Your goal: From the listing below, extract every line containing "return".

-- START Exercise material --

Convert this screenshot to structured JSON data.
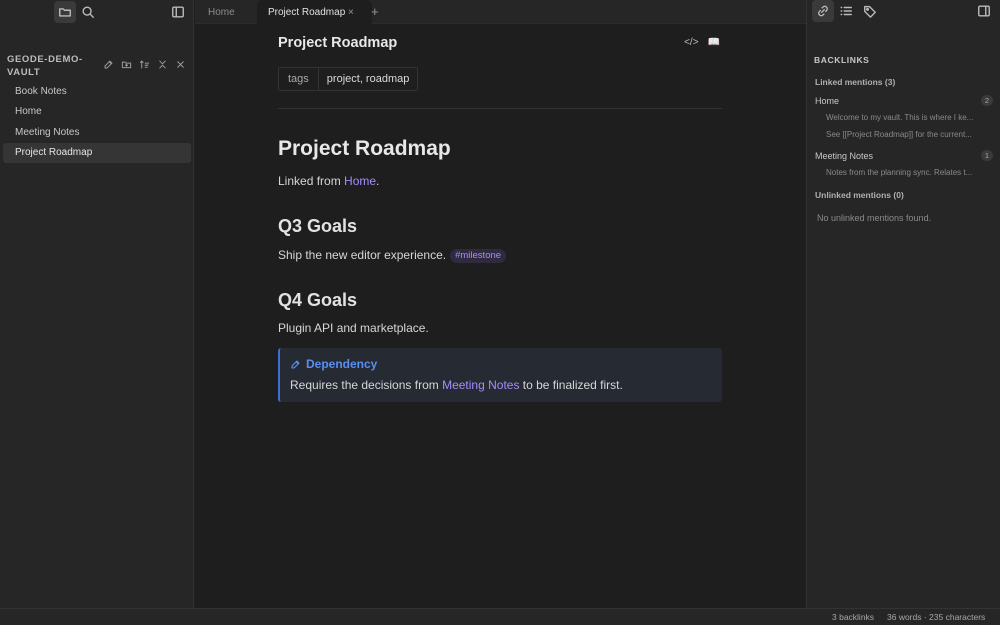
{
  "left_sidebar": {
    "vault_name": "GEODE-DEMO-VAULT",
    "files": [
      "Book Notes",
      "Home",
      "Meeting Notes",
      "Project Roadmap"
    ],
    "active_file": "Project Roadmap"
  },
  "tabs": {
    "items": [
      {
        "label": "Home"
      },
      {
        "label": "Project Roadmap"
      }
    ],
    "close_glyph": "×",
    "add_glyph": "+"
  },
  "editor": {
    "title": "Project Roadmap",
    "source_toggle": "</>",
    "reading_icon": "📖",
    "property_key": "tags",
    "property_value": "project, roadmap",
    "h1": "Project Roadmap",
    "linked_from_prefix": "Linked from ",
    "linked_from_link": "Home",
    "linked_from_suffix": ".",
    "q3_heading": "Q3 Goals",
    "q3_text": "Ship the new editor experience.",
    "q3_tag": "#milestone",
    "q4_heading": "Q4 Goals",
    "q4_text": "Plugin API and marketplace.",
    "callout_title": "Dependency",
    "callout_prefix": "Requires the decisions from ",
    "callout_link": "Meeting Notes",
    "callout_suffix": " to be finalized first."
  },
  "backlinks": {
    "heading": "BACKLINKS",
    "linked_label": "Linked mentions (3)",
    "groups": [
      {
        "file": "Home",
        "count": "2",
        "snippets": [
          "Welcome to my vault. This is where I ke...",
          "See [[Project Roadmap]] for the current..."
        ]
      },
      {
        "file": "Meeting Notes",
        "count": "1",
        "snippets": [
          "Notes from the planning sync. Relates t..."
        ]
      }
    ],
    "unlinked_label": "Unlinked mentions (0)",
    "unlinked_empty": "No unlinked mentions found."
  },
  "status": {
    "backlinks": "3 backlinks",
    "counts": "36 words · 235 characters"
  },
  "colors": {
    "accent_link": "#a88bfa",
    "callout_blue": "#5a8ef0",
    "background": "#1e1e1e",
    "sidebar": "#262626"
  },
  "icons": [
    "folder-icon",
    "search-icon",
    "sidebar-toggle-icon",
    "link-icon",
    "list-icon",
    "tag-icon",
    "right-sidebar-toggle-icon",
    "new-note-icon",
    "new-folder-icon",
    "sort-icon",
    "collapse-icon",
    "close-icon",
    "pencil-icon"
  ]
}
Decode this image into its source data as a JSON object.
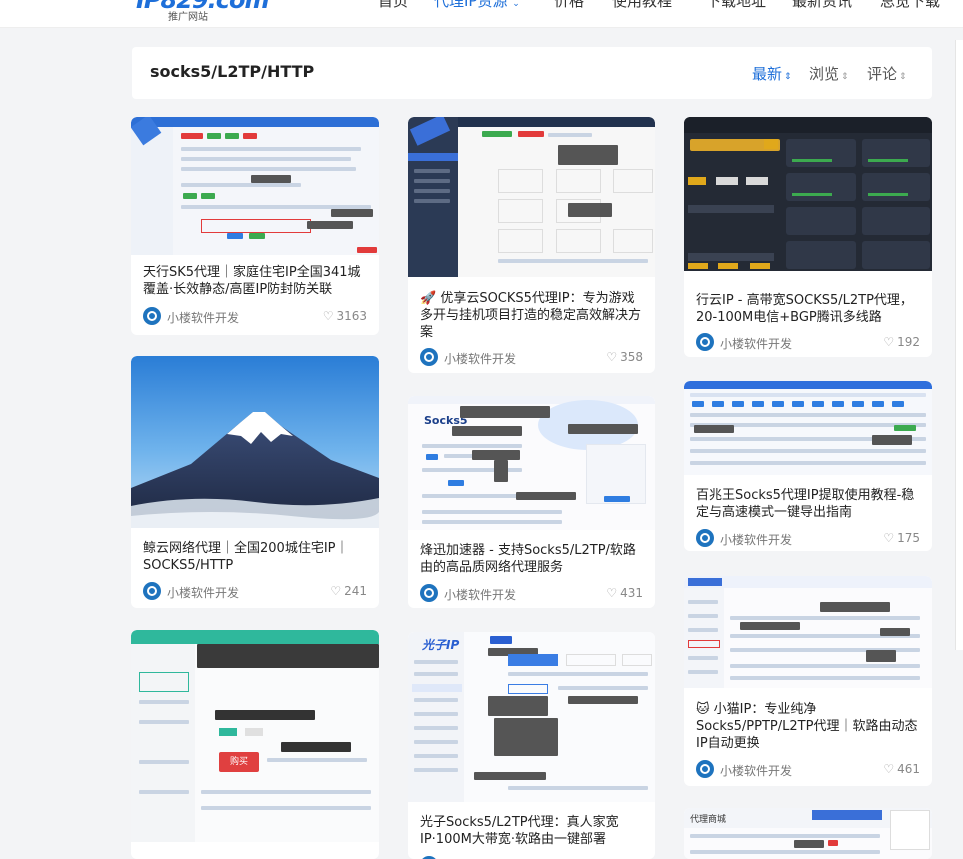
{
  "logo": {
    "main": "IP829.com",
    "sub": "推广网站"
  },
  "nav": [
    {
      "label": "首页"
    },
    {
      "label": "代理IP资源",
      "active": true
    },
    {
      "label": "价格"
    },
    {
      "label": "使用教程"
    },
    {
      "label": "下载地址"
    },
    {
      "label": "最新资讯"
    },
    {
      "label": "总览下载"
    }
  ],
  "header": {
    "title": "socks5/L2TP/HTTP",
    "sort": [
      {
        "label": "最新",
        "active": true
      },
      {
        "label": "浏览"
      },
      {
        "label": "评论"
      }
    ]
  },
  "cards": [
    {
      "title": "天行SK5代理｜家庭住宅IP全国341城覆盖·长效静态/高匿IP防封防关联",
      "author": "小楼软件开发",
      "likes": "3163"
    },
    {
      "title": "🚀 优享云SOCKS5代理IP：专为游戏多开与挂机项目打造的稳定高效解决方案",
      "author": "小楼软件开发",
      "likes": "358"
    },
    {
      "title": "行云IP - 高带宽SOCKS5/L2TP代理，20-100M电信+BGP腾讯多线路",
      "author": "小楼软件开发",
      "likes": "192"
    },
    {
      "title": "鲸云网络代理｜全国200城住宅IP｜SOCKS5/HTTP",
      "author": "小楼软件开发",
      "likes": "241"
    },
    {
      "title": "烽迅加速器 - 支持Socks5/L2TP/软路由的高品质网络代理服务",
      "author": "小楼软件开发",
      "likes": "431"
    },
    {
      "title": "百兆王Socks5代理IP提取使用教程-稳定与高速模式一键导出指南",
      "author": "小楼软件开发",
      "likes": "175"
    },
    {
      "title": "光子Socks5/L2TP代理：真人家宽IP·100M大带宽·软路由一键部署",
      "author": "",
      "likes": ""
    },
    {
      "title": "🐱 小猫IP：专业纯净Socks5/PPTP/L2TP代理｜软路由动态IP自动更换",
      "author": "小楼软件开发",
      "likes": "461"
    },
    {
      "title": "",
      "author": "",
      "likes": ""
    }
  ],
  "thumb_text": {
    "socks5": "Socks5",
    "guangzi": "光子IP",
    "buy": "购买",
    "daili": "代理商城"
  },
  "colors": {
    "accent": "#1e6fd9",
    "author_icon": "#1e73be"
  }
}
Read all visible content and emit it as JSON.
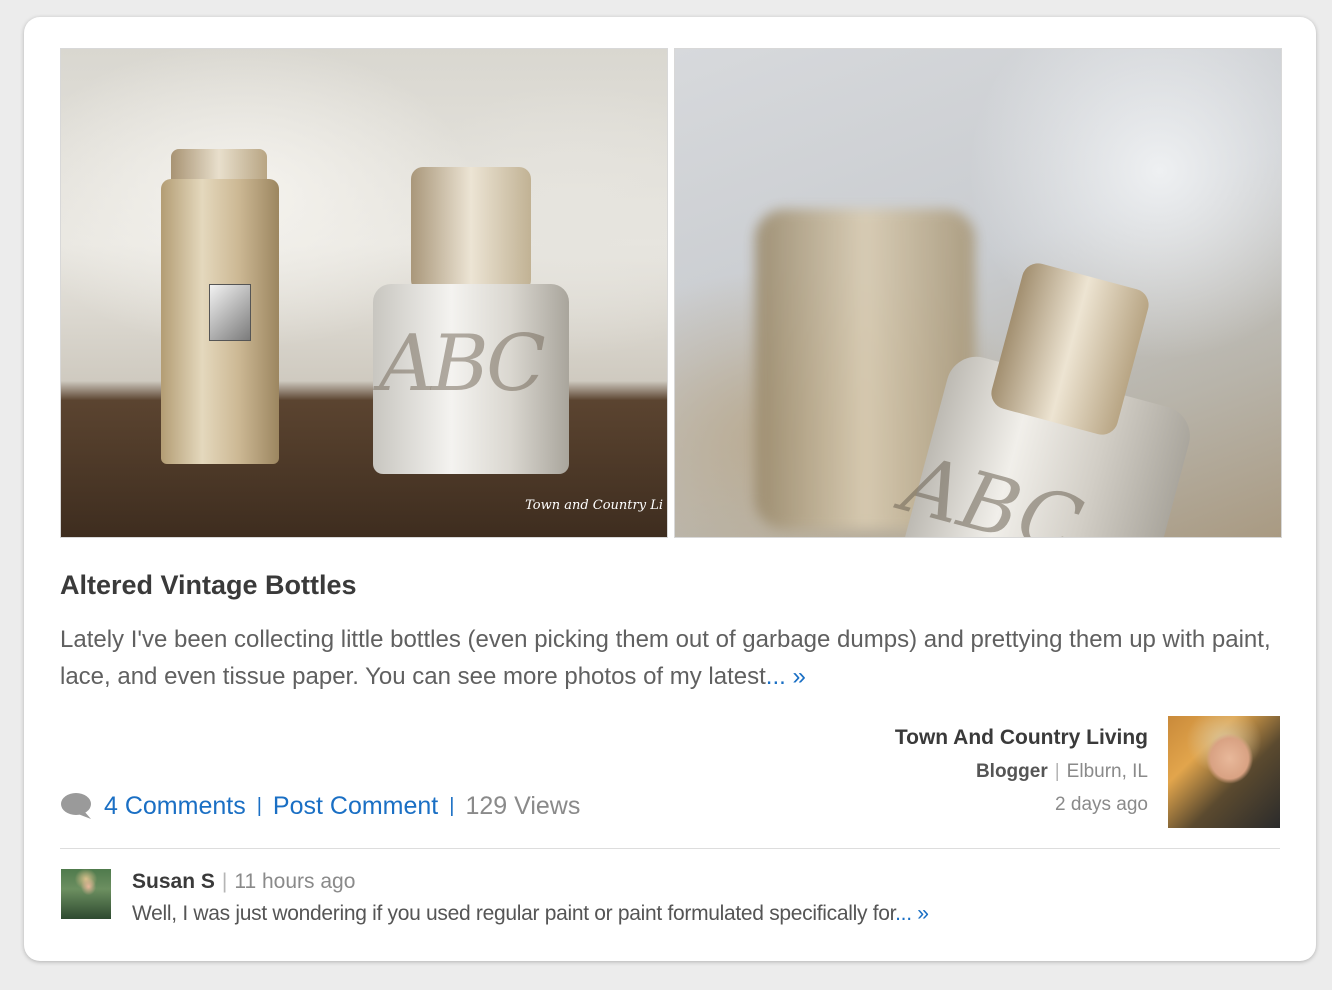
{
  "post": {
    "title": "Altered Vintage Bottles",
    "excerpt": "Lately I've been collecting little bottles (even picking them out of garbage dumps) and prettying them up with paint, lace, and even tissue paper. You can see more photos of my latest",
    "more_label": "... »",
    "photo1_watermark": "Town and Country Li",
    "photo1_letters": "ABC",
    "photo2_letters": "ABC"
  },
  "author": {
    "name": "Town And Country Living",
    "role": "Blogger",
    "separator": "|",
    "location": "Elburn, IL",
    "time": "2 days ago"
  },
  "stats": {
    "icon": "speech-bubble-icon",
    "comments_label": "4 Comments",
    "separator": "|",
    "post_comment_label": "Post Comment",
    "views_label": "129 Views"
  },
  "latest_comment": {
    "name": "Susan S",
    "separator": "|",
    "time": "11 hours ago",
    "text": "Well, I was just wondering if you used regular paint or paint formulated specifically for",
    "more_label": "... »"
  },
  "colors": {
    "link": "#1a6fc4",
    "title": "#3a3a3a",
    "body_text": "#606060",
    "meta_text": "#8a8a8a"
  }
}
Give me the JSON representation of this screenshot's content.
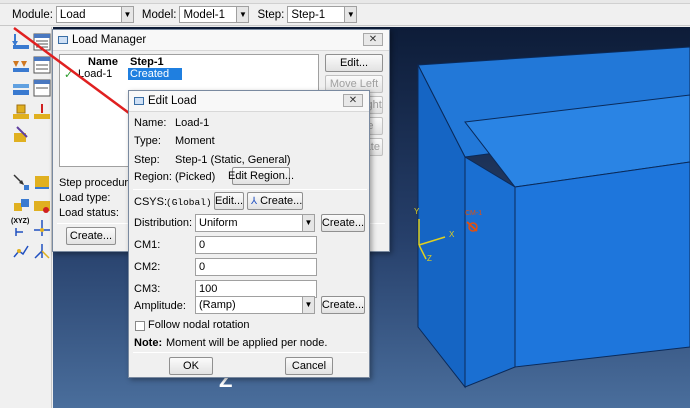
{
  "context_bar": {
    "module_label": "Module:",
    "module_value": "Load",
    "model_label": "Model:",
    "model_value": "Model-1",
    "step_label": "Step:",
    "step_value": "Step-1"
  },
  "toolbox": {
    "icons": [
      "load-create-icon",
      "load-manager-icon",
      "bc-create-icon",
      "bc-manager-icon",
      "predefined-field-icon",
      "predefined-field-manager-icon",
      "load-case-icon",
      "load-case-manager-icon",
      "special-icon",
      "create-amplitude-icon",
      "connector-load-icon",
      "manager-icon",
      "datum-csys-icon",
      "datum-tools-icon",
      "coordinate-system-icon",
      "query-icon"
    ],
    "xyz_label": "(XYZ)"
  },
  "viewport": {
    "triad": {
      "x": "X",
      "y": "Y",
      "z": "Z"
    },
    "moment_label": "CM-1",
    "axis_label_z": "Z"
  },
  "load_manager": {
    "title": "Load Manager",
    "col_name": "Name",
    "col_step": "Step-1",
    "rows": [
      {
        "name": "Load-1",
        "status": "Created"
      }
    ],
    "buttons": {
      "edit": "Edit...",
      "move_left": "Move Left",
      "move_right": "Move Right",
      "activate": "Activate",
      "deactivate": "Deactivate",
      "create": "Create..."
    },
    "step_procedure_label": "Step procedure:",
    "load_type_label": "Load type:",
    "load_status_label": "Load status:"
  },
  "edit_load": {
    "title": "Edit Load",
    "name_label": "Name:",
    "name_value": "Load-1",
    "type_label": "Type:",
    "type_value": "Moment",
    "step_label": "Step:",
    "step_value": "Step-1 (Static, General)",
    "region_label": "Region:",
    "region_value": "(Picked)",
    "edit_region_button": "Edit Region...",
    "csys_label": "CSYS:",
    "csys_value": "(Global)",
    "csys_edit_button": "Edit...",
    "csys_create_button": "Create...",
    "distribution_label": "Distribution:",
    "distribution_value": "Uniform",
    "distribution_create_button": "Create...",
    "cm1_label": "CM1:",
    "cm1_value": "0",
    "cm2_label": "CM2:",
    "cm2_value": "0",
    "cm3_label": "CM3:",
    "cm3_value": "100",
    "amplitude_label": "Amplitude:",
    "amplitude_value": "(Ramp)",
    "amplitude_create_button": "Create...",
    "follow_rotation_label": "Follow nodal rotation",
    "note_bold": "Note:",
    "note_text": "Moment will be applied per node.",
    "ok_button": "OK",
    "cancel_button": "Cancel"
  },
  "colors": {
    "solid": "#1f7fe0",
    "arrow": "#e03030",
    "selection": "#1f7fe0"
  }
}
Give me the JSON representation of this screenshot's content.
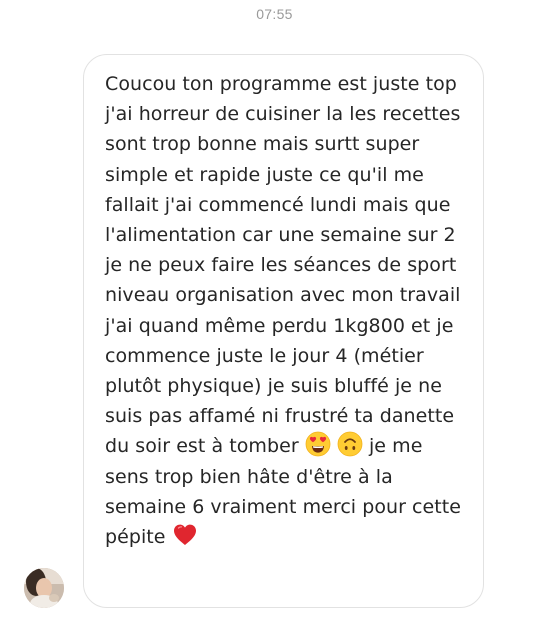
{
  "thread": {
    "timestamp": "07:55"
  },
  "message": {
    "sender": "contact",
    "segments": [
      {
        "type": "text",
        "value": "Coucou ton programme est juste top j'ai horreur de cuisiner la les recettes sont trop bonne mais surtt super simple et rapide juste ce qu'il me fallait j'ai commencé lundi mais que l'alimentation car une semaine sur 2 je ne peux faire les séances de sport niveau organisation avec mon travail j'ai quand même perdu 1kg800 et je commence juste le jour 4 (métier plutôt physique) je suis bluffé je ne suis pas affamé ni frustré ta danette du soir est à tomber "
      },
      {
        "type": "emoji",
        "icon": "heart-eyes-emoji-icon"
      },
      {
        "type": "text",
        "value": " "
      },
      {
        "type": "emoji",
        "icon": "upside-down-face-emoji-icon"
      },
      {
        "type": "text",
        "value": "  je me sens trop bien hâte d'être à la semaine 6 vraiment merci pour cette pépite "
      },
      {
        "type": "emoji",
        "icon": "red-heart-emoji-icon"
      }
    ]
  },
  "colors": {
    "bubble_border": "#e2e2e2",
    "text": "#262626",
    "timestamp": "#9a9a9a"
  }
}
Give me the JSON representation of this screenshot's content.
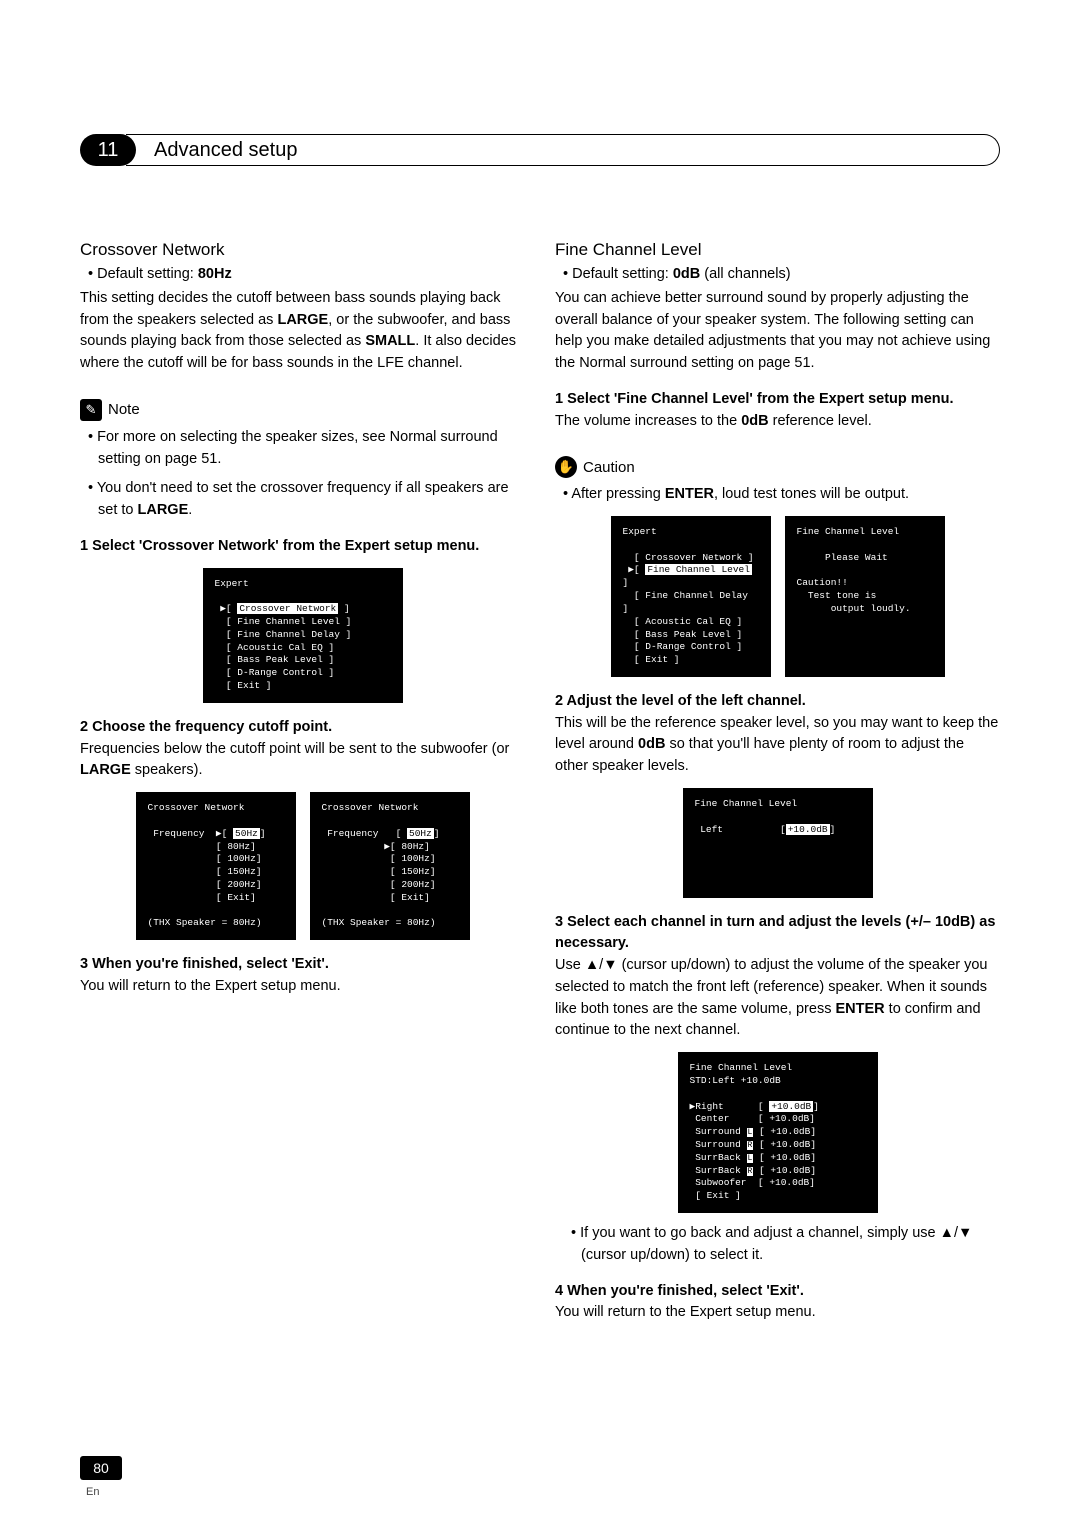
{
  "chapter": {
    "number": "11",
    "title": "Advanced setup"
  },
  "left": {
    "h1": "Crossover Network",
    "default": "Default setting: ",
    "default_val": "80Hz",
    "intro1": "This setting decides the cutoff between bass sounds playing back from the speakers selected as ",
    "intro_b1": "LARGE",
    "intro2": ", or the subwoofer, and bass sounds playing back from those selected as ",
    "intro_b2": "SMALL",
    "intro3": ". It also decides where the cutoff will be for bass sounds in the LFE channel.",
    "note_label": "Note",
    "note1a": "For more on selecting the speaker sizes, see ",
    "note1b": "Normal surround setting",
    "note1c": " on page 51.",
    "note2a": "You don't need to set the crossover frequency if all speakers are set to ",
    "note2b": "LARGE",
    "note2c": ".",
    "step1": "1   Select 'Crossover Network' from the Expert setup menu.",
    "step2": "2   Choose the frequency cutoff point.",
    "step2_body_a": "Frequencies below the cutoff point will be sent to the subwoofer (or ",
    "step2_body_b": "LARGE",
    "step2_body_c": " speakers).",
    "step3": "3   When you're finished, select 'Exit'.",
    "step3_body": "You will return to the Expert setup menu.",
    "osd1": {
      "title": "Expert",
      "items": [
        "Crossover Network",
        "Fine Channel Level",
        "Fine Channel Delay",
        "Acoustic Cal EQ",
        "Bass Peak Level",
        "D-Range Control",
        "Exit"
      ]
    },
    "osd2": {
      "title": "Crossover Network",
      "label": "Frequency",
      "opts": [
        "50Hz",
        "80Hz",
        "100Hz",
        "150Hz",
        "200Hz",
        "Exit"
      ],
      "foot": "(THX Speaker = 80Hz)"
    }
  },
  "right": {
    "h1": "Fine Channel Level",
    "default": "Default setting: ",
    "default_val": "0dB",
    "default_tail": " (all channels)",
    "intro1": "You can achieve better surround sound by properly adjusting the overall balance of your speaker system. The following setting can help you make detailed adjustments that you may not achieve using the ",
    "intro_b1": "Normal surround setting",
    "intro2": " on page 51.",
    "step1": "1   Select 'Fine Channel Level' from the Expert setup menu.",
    "step1_body_a": "The volume increases to the ",
    "step1_body_b": "0dB",
    "step1_body_c": " reference level.",
    "caution_label": "Caution",
    "caution1a": "After pressing ",
    "caution1b": "ENTER",
    "caution1c": ", loud test tones will be output.",
    "osd1a": {
      "title": "Expert",
      "items": [
        "Crossover Network",
        "Fine Channel Level",
        "Fine Channel Delay",
        "Acoustic Cal EQ",
        "Bass Peak Level",
        "D-Range Control",
        "Exit"
      ]
    },
    "osd1b": {
      "title": "Fine Channel Level",
      "l1": "Please Wait",
      "l2": "Caution!!",
      "l3": "Test tone is",
      "l4": "output loudly."
    },
    "step2": "2   Adjust the level of the left channel.",
    "step2_body_a": "This will be the reference speaker level, so you may want to keep the level around ",
    "step2_body_b": "0dB",
    "step2_body_c": " so that you'll have plenty of room to adjust the other speaker levels.",
    "osd2": {
      "title": "Fine Channel Level",
      "label": "Left",
      "val": "+10.0dB"
    },
    "step3": "3   Select each channel in turn and adjust the levels (+/– 10dB) as necessary.",
    "step3_body_a": "Use ▲/▼ (cursor up/down) to adjust the volume of the speaker you selected to match the front left (reference) speaker. When it sounds like both tones are the same volume, press ",
    "step3_body_b": "ENTER",
    "step3_body_c": " to confirm and continue to the next channel.",
    "osd3": {
      "title": "Fine Channel Level",
      "std": "STD:Left          +10.0dB",
      "rows": [
        [
          "Right",
          "",
          "+10.0dB",
          true
        ],
        [
          "Center",
          "",
          "+10.0dB",
          false
        ],
        [
          "Surround",
          "L",
          "+10.0dB",
          false
        ],
        [
          "Surround",
          "R",
          "+10.0dB",
          false
        ],
        [
          "SurrBack",
          "L",
          "+10.0dB",
          false
        ],
        [
          "SurrBack",
          "R",
          "+10.0dB",
          false
        ],
        [
          "Subwoofer",
          "",
          "+10.0dB",
          false
        ]
      ],
      "exit": "[ Exit ]"
    },
    "tip": "If you want to go back and adjust a channel, simply use ▲/▼ (cursor up/down) to select it.",
    "step4": "4   When you're finished, select 'Exit'.",
    "step4_body": "You will return to the Expert setup menu."
  },
  "page": {
    "num": "80",
    "lang": "En"
  }
}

-- END Exercise material --

Solution:
    "step3_body": "You will return to the Expert setup menu.",
    "step4_body": "You will return to the Expert setup menu."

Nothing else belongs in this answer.